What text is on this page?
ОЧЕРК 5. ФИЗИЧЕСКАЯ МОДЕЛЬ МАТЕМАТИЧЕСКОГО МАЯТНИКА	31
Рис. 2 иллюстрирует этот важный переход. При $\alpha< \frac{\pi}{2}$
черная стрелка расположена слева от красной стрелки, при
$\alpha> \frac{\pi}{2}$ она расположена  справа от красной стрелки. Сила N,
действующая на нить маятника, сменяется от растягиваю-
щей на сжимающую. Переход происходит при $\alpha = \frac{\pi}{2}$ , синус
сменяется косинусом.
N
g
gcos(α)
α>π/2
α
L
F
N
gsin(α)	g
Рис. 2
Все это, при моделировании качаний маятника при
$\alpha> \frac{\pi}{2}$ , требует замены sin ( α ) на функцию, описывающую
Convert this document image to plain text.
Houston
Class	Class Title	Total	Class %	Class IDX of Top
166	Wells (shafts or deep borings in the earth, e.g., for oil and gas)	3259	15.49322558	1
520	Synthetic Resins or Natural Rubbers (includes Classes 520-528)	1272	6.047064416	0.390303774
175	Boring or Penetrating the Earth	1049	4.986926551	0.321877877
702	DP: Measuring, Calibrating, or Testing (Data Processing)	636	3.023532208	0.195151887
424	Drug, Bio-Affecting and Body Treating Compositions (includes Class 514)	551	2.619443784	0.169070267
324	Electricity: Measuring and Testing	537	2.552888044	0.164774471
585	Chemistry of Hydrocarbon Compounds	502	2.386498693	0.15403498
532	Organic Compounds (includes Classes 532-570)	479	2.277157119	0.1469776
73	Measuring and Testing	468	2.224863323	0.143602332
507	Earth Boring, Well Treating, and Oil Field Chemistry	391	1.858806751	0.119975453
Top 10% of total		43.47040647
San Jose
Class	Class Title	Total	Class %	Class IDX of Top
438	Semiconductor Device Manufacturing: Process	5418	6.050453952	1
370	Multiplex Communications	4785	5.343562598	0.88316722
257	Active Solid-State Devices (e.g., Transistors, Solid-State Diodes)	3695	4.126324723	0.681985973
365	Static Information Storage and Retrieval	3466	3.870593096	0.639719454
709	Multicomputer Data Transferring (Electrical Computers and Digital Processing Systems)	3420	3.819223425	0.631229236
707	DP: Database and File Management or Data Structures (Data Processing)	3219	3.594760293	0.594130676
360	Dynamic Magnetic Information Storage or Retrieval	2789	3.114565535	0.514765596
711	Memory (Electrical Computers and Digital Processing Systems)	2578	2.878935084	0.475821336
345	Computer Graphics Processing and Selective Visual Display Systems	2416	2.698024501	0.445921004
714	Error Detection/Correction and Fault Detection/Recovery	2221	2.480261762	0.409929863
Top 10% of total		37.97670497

+++

• **Exercise requirements**:
Select the lines from the entries that include the word "Compounds".

• **Correct response**:
585	Chemistry of Hydrocarbon Compounds	502	2.386498693	0.15403498
532	Organic Compounds (includes Classes 532-570)	479	2.277157119	0.1469776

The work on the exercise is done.